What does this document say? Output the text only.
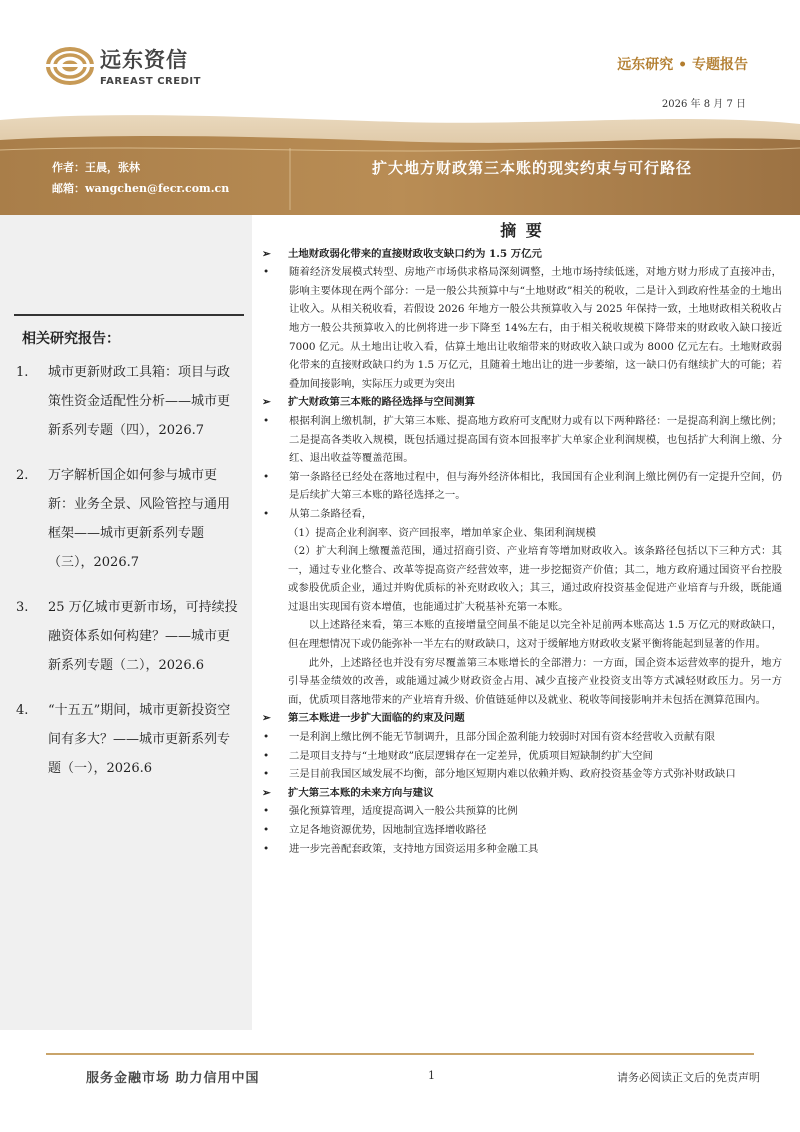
远东资信
FAREAST CREDIT
远东研究 • 专题报告
2026 年 8 月 7 日
作者：王晨，张林
邮箱：wangchen@fecr.com.cn
扩大地方财政第三本账的现实约束与可行路径
相关研究报告：
1.	城市更新财政工具箱：项目与政策性资金适配性分析——城市更新系列专题（四），2026.7
2.	万字解析国企如何参与城市更新：业务全景、风险管控与通用框架——城市更新系列专题（三），2026.7
3.	25 万亿城市更新市场，可持续投融资体系如何构建？——城市更新系列专题（二），2026.6
4.	“十五五”期间，城市更新投资空间有多大？——城市更新系列专题（一），2026.6
摘 要
➢	土地财政弱化带来的直接财政收支缺口约为 1.5 万亿元
•	随着经济发展模式转型、房地产市场供求格局深刻调整，土地市场持续低迷，对地方财力形成了直接冲击，影响主要体现在两个部分：一是一般公共预算中与“土地财政”相关的税收，二是计入到政府性基金的土地出让收入。从相关税收看，若假设 2026 年地方一般公共预算收入与 2025 年保持一致，土地财政相关税收占地方一般公共预算收入的比例将进一步下降至 14%左右，由于相关税收规模下降带来的财政收入缺口接近 7000 亿元。从土地出让收入看，估算土地出让收缩带来的财政收入缺口或为 8000 亿元左右。土地财政弱化带来的直接财政缺口约为 1.5 万亿元，且随着土地出让的进一步萎缩，这一缺口仍有继续扩大的可能；若叠加间接影响，实际压力或更为突出
➢	扩大财政第三本账的路径选择与空间测算
•	根据利润上缴机制，扩大第三本账、提高地方政府可支配财力或有以下两种路径：一是提高利润上缴比例；二是提高各类收入规模，既包括通过提高国有资本回报率扩大单家企业利润规模，也包括扩大利润上缴、分红、退出收益等覆盖范围。
•	第一条路径已经处在落地过程中，但与海外经济体相比，我国国有企业利润上缴比例仍有一定提升空间，仍是后续扩大第三本账的路径选择之一。
•	从第二条路径看，
（1）提高企业利润率、资产回报率，增加单家企业、集团利润规模
（2）扩大利润上缴覆盖范围，通过招商引资、产业培育等增加财政收入。该条路径包括以下三种方式：其一，通过专业化整合、改革等提高资产经营效率，进一步挖掘资产价值；其二，地方政府通过国资平台控股或参股优质企业，通过并购优质标的补充财政收入；其三，通过政府投资基金促进产业培育与升级，既能通过退出实现国有资本增值，也能通过扩大税基补充第一本账。
以上述路径来看，第三本账的直接增量空间虽不能足以完全补足前两本账高达 1.5 万亿元的财政缺口，但在理想情况下或仍能弥补一半左右的财政缺口，这对于缓解地方财政收支紧平衡将能起到显著的作用。
此外，上述路径也并没有穷尽覆盖第三本账增长的全部潜力：一方面，国企资本运营效率的提升，地方引导基金绩效的改善，或能通过减少财政资金占用、减少直接产业投资支出等方式减轻财政压力。另一方面，优质项目落地带来的产业培育升级、价值链延伸以及就业、税收等间接影响并未包括在测算范围内。
➢	第三本账进一步扩大面临的约束及问题
•	一是利润上缴比例不能无节制调升，且部分国企盈利能力较弱时对国有资本经营收入贡献有限
•	二是项目支持与“土地财政”底层逻辑存在一定差异，优质项目短缺制约扩大空间
•	三是目前我国区域发展不均衡，部分地区短期内难以依赖并购、政府投资基金等方式弥补财政缺口
➢	扩大第三本账的未来方向与建议
•	强化预算管理，适度提高调入一般公共预算的比例
•	立足各地资源优势，因地制宜选择增收路径
•	进一步完善配套政策，支持地方国资运用多种金融工具
服务金融市场 助力信用中国	1	请务必阅读正文后的免责声明
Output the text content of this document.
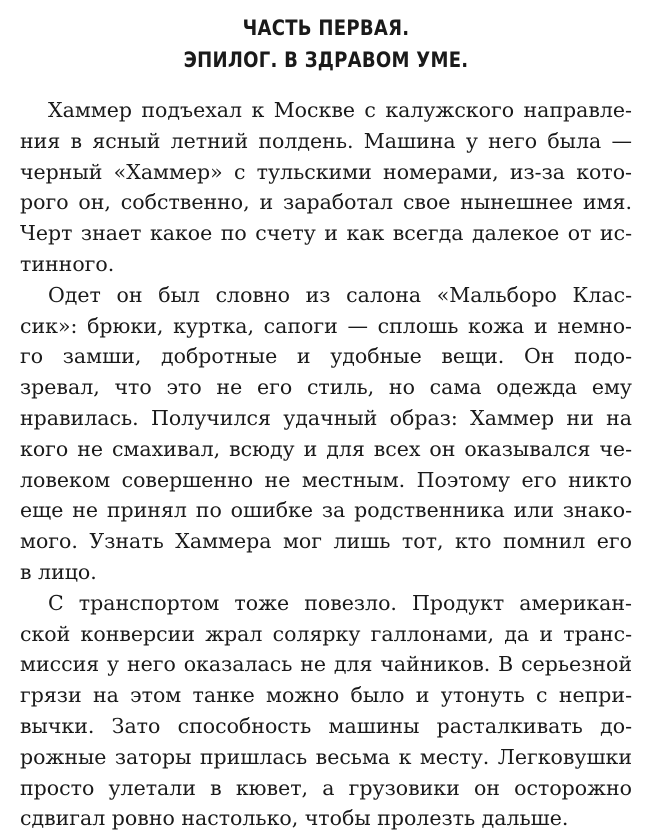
ЧАСТЬ ПЕРВАЯ.
ЭПИЛОГ. В ЗДРАВОМ УМЕ.

Хаммер подъехал к Москве с калужского направле-
ния в ясный летний полдень. Машина у него была —
черный «Хаммер» с тульскими номерами, из-за кото-
рого он, собственно, и заработал свое нынешнее имя.
Черт знает какое по счету и как всегда далекое от ис-
тинного.

Одет он был словно из салона «Мальборо Клас-
сик»: брюки, куртка, сапоги — сплошь кожа и немно-
го замши, добротные и удобные вещи. Он подо-
зревал, что это не его стиль, но сама одежда ему
нравилась. Получился удачный образ: Хаммер ни на
кого не смахивал, всюду и для всех он оказывался че-
ловеком совершенно не местным. Поэтому его никто
еще не принял по ошибке за родственника или знако-
мого. Узнать Хаммера мог лишь тот, кто помнил его
в лицо.

С транспортом тоже повезло. Продукт американ-
ской конверсии жрал солярку галлонами, да и транс-
миссия у него оказалась не для чайников. В серьезной
грязи на этом танке можно было и утонуть с непри-
вычки. Зато способность машины расталкивать до-
рожные заторы пришлась весьма к месту. Легковушки
просто улетали в кювет, а грузовики он осторожно
сдвигал ровно настолько, чтобы пролезть дальше.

* The task *
Copy all the data exactly as written, but skip any picture.

* In response *
What does this document say? Output the text only.
远东资信
FAREAST CREDIT
远东研究 • 专题报告
2026 年 8 月 7 日
作者：王晨，张林
邮箱：wangchen@fecr.com.cn
扩大地方财政第三本账的现实约束与可行路径
相关研究报告：
1.	城市更新财政工具箱：项目与政策性资金适配性分析——城市更新系列专题（四），2026.7
2.	万字解析国企如何参与城市更新：业务全景、风险管控与通用框架——城市更新系列专题（三），2026.7
3.	25 万亿城市更新市场，可持续投融资体系如何构建？——城市更新系列专题（二），2026.6
4.	“十五五”期间，城市更新投资空间有多大？——城市更新系列专题（一），2026.6
摘 要
➢	土地财政弱化带来的直接财政收支缺口约为 1.5 万亿元
•	随着经济发展模式转型、房地产市场供求格局深刻调整，土地市场持续低迷，对地方财力形成了直接冲击，影响主要体现在两个部分：一是一般公共预算中与“土地财政”相关的税收，二是计入到政府性基金的土地出让收入。从相关税收看，若假设 2026 年地方一般公共预算收入与 2025 年保持一致，土地财政相关税收占地方一般公共预算收入的比例将进一步下降至 14%左右，由于相关税收规模下降带来的财政收入缺口接近 7000 亿元。从土地出让收入看，估算土地出让收缩带来的财政收入缺口或为 8000 亿元左右。土地财政弱化带来的直接财政缺口约为 1.5 万亿元，且随着土地出让的进一步萎缩，这一缺口仍有继续扩大的可能；若叠加间接影响，实际压力或更为突出
➢	扩大财政第三本账的路径选择与空间测算
•	根据利润上缴机制，扩大第三本账、提高地方政府可支配财力或有以下两种路径：一是提高利润上缴比例；二是提高各类收入规模，既包括通过提高国有资本回报率扩大单家企业利润规模，也包括扩大利润上缴、分红、退出收益等覆盖范围。
•	第一条路径已经处在落地过程中，但与海外经济体相比，我国国有企业利润上缴比例仍有一定提升空间，仍是后续扩大第三本账的路径选择之一。
•	从第二条路径看，
（1）提高企业利润率、资产回报率，增加单家企业、集团利润规模
（2）扩大利润上缴覆盖范围，通过招商引资、产业培育等增加财政收入。该条路径包括以下三种方式：其一，通过专业化整合、改革等提高资产经营效率，进一步挖掘资产价值；其二，地方政府通过国资平台控股或参股优质企业，通过并购优质标的补充财政收入；其三，通过政府投资基金促进产业培育与升级，既能通过退出实现国有资本增值，也能通过扩大税基补充第一本账。
以上述路径来看，第三本账的直接增量空间虽不能足以完全补足前两本账高达 1.5 万亿元的财政缺口，但在理想情况下或仍能弥补一半左右的财政缺口，这对于缓解地方财政收支紧平衡将能起到显著的作用。
此外，上述路径也并没有穷尽覆盖第三本账增长的全部潜力：一方面，国企资本运营效率的提升，地方引导基金绩效的改善，或能通过减少财政资金占用、减少直接产业投资支出等方式减轻财政压力。另一方面，优质项目落地带来的产业培育升级、价值链延伸以及就业、税收等间接影响并未包括在测算范围内。
➢	第三本账进一步扩大面临的约束及问题
•	一是利润上缴比例不能无节制调升，且部分国企盈利能力较弱时对国有资本经营收入贡献有限
•	二是项目支持与“土地财政”底层逻辑存在一定差异，优质项目短缺制约扩大空间
•	三是目前我国区域发展不均衡，部分地区短期内难以依赖并购、政府投资基金等方式弥补财政缺口
➢	扩大第三本账的未来方向与建议
•	强化预算管理，适度提高调入一般公共预算的比例
•	立足各地资源优势，因地制宜选择增收路径
•	进一步完善配套政策，支持地方国资运用多种金融工具
服务金融市场 助力信用中国	1	请务必阅读正文后的免责声明
Output the text content of this document.
ЧАСТЬ ПЕРВАЯ.
ЭПИЛОГ. В ЗДРАВОМ УМЕ.

Хаммер подъехал к Москве с калужского направле-
ния в ясный летний полдень. Машина у него была —
черный «Хаммер» с тульскими номерами, из-за кото-
рого он, собственно, и заработал свое нынешнее имя.
Черт знает какое по счету и как всегда далекое от ис-
тинного.

Одет он был словно из салона «Мальборо Клас-
сик»: брюки, куртка, сапоги — сплошь кожа и немно-
го замши, добротные и удобные вещи. Он подо-
зревал, что это не его стиль, но сама одежда ему
нравилась. Получился удачный образ: Хаммер ни на
кого не смахивал, всюду и для всех он оказывался че-
ловеком совершенно не местным. Поэтому его никто
еще не принял по ошибке за родственника или знако-
мого. Узнать Хаммера мог лишь тот, кто помнил его
в лицо.

С транспортом тоже повезло. Продукт американ-
ской конверсии жрал солярку галлонами, да и транс-
миссия у него оказалась не для чайников. В серьезной
грязи на этом танке можно было и утонуть с непри-
вычки. Зато способность машины расталкивать до-
рожные заторы пришлась весьма к месту. Легковушки
просто улетали в кювет, а грузовики он осторожно
сдвигал ровно настолько, чтобы пролезть дальше.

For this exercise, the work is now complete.